▶ Supplied entries:
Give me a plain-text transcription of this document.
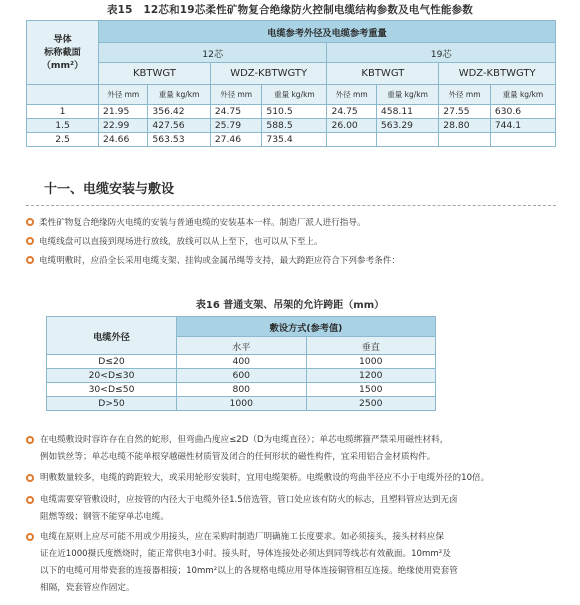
表15　12芯和19芯柔性矿物复合绝缘防火控制电缆结构参数及电气性能参数
导体
标称截面
（mm²）	电缆参考外径及电缆参考重量							
	12芯				19芯			
	KBTWGT		WDZ-KBTWGTY		KBTWGT		WDZ-KBTWGTY	
	外径 mm	重量 kg/km	外径 mm	重量 kg/km	外径 mm	重量 kg/km	外径 mm	重量 kg/km
1	21.95	356.42	24.75	510.5	24.75	458.11	27.55	630.6
1.5	22.99	427.56	25.79	588.5	26.00	563.29	28.80	744.1
2.5	24.66	563.53	27.46	735.4				
十一、电缆安装与敷设
柔性矿物复合绝缘防火电缆的安装与普通电缆的安装基本一样。制造厂派人进行指导。
电缆线盘可以直接到现场进行放线，放线可以从上至下，也可以从下至上。
电缆明敷时，应沿全长采用电缆支架、挂钩或金属吊绳等支持，最大跨距应符合下列参考条件：
表16 普通支架、吊架的允许跨距（mm）
电缆外径	敷设方式(参考值)	
	水平	垂直
D≤20	400	1000
20<D≤30	600	1200
30<D≤50	800	1500
D>50	1000	2500
在电缆敷设时容许存在自然的蛇形，但弯曲凸度应≤2D（D为电缆直径）；单芯电缆绑箍严禁采用磁性材料，
例如铁丝等；单芯电缆不能单根穿越磁性材质管及闭合的任何形状的磁性构件，宜采用铝合金材质构件。
明敷数量较多，电缆的跨距较大，或采用轮形安装时，宜用电缆架桥。电缆敷设的弯曲半径应不小于电缆外径的10倍。
电缆需要穿管敷设时，应按管的内径大于电缆外径1.5倍选管，管口处应该有防火的标志，且塑料管应达到无卤
阻燃等级；钢管不能穿单芯电缆。
电缆在原则上应尽可能不用或少用接头，应在采购时制造厂明确施工长度要求。如必须接头，接头材料应保
证在近1000摄氏度燃烧时，能正常供电3小时。接头时，导体连接处必须达到同等线芯有效截面。10mm²及
以下的电缆可用带瓷套的连接器相接；10mm²以上的各规格电缆应用导体连接铜管相互连接。绝缘使用瓷套管
相隔，瓷套管应作固定。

▶ To be done: Repeat the records above exactly, leaving out any pictures they contain.

▶ The result:
Give me a plain-text transcription of this document.
表15　12芯和19芯柔性矿物复合绝缘防火控制电缆结构参数及电气性能参数
导体
标称截面
（mm²）	电缆参考外径及电缆参考重量							
	12芯				19芯			
	KBTWGT		WDZ-KBTWGTY		KBTWGT		WDZ-KBTWGTY	
	外径 mm	重量 kg/km	外径 mm	重量 kg/km	外径 mm	重量 kg/km	外径 mm	重量 kg/km
1	21.95	356.42	24.75	510.5	24.75	458.11	27.55	630.6
1.5	22.99	427.56	25.79	588.5	26.00	563.29	28.80	744.1
2.5	24.66	563.53	27.46	735.4				
十一、电缆安装与敷设
柔性矿物复合绝缘防火电缆的安装与普通电缆的安装基本一样。制造厂派人进行指导。
电缆线盘可以直接到现场进行放线，放线可以从上至下，也可以从下至上。
电缆明敷时，应沿全长采用电缆支架、挂钩或金属吊绳等支持，最大跨距应符合下列参考条件：
表16 普通支架、吊架的允许跨距（mm）
电缆外径	敷设方式(参考值)	
	水平	垂直
D≤20	400	1000
20<D≤30	600	1200
30<D≤50	800	1500
D>50	1000	2500
在电缆敷设时容许存在自然的蛇形，但弯曲凸度应≤2D（D为电缆直径）；单芯电缆绑箍严禁采用磁性材料，
例如铁丝等；单芯电缆不能单根穿越磁性材质管及闭合的任何形状的磁性构件，宜采用铝合金材质构件。
明敷数量较多，电缆的跨距较大，或采用轮形安装时，宜用电缆架桥。电缆敷设的弯曲半径应不小于电缆外径的10倍。
电缆需要穿管敷设时，应按管的内径大于电缆外径1.5倍选管，管口处应该有防火的标志，且塑料管应达到无卤
阻燃等级；钢管不能穿单芯电缆。
电缆在原则上应尽可能不用或少用接头，应在采购时制造厂明确施工长度要求。如必须接头，接头材料应保
证在近1000摄氏度燃烧时，能正常供电3小时。接头时，导体连接处必须达到同等线芯有效截面。10mm²及
以下的电缆可用带瓷套的连接器相接；10mm²以上的各规格电缆应用导体连接铜管相互连接。绝缘使用瓷套管
相隔，瓷套管应作固定。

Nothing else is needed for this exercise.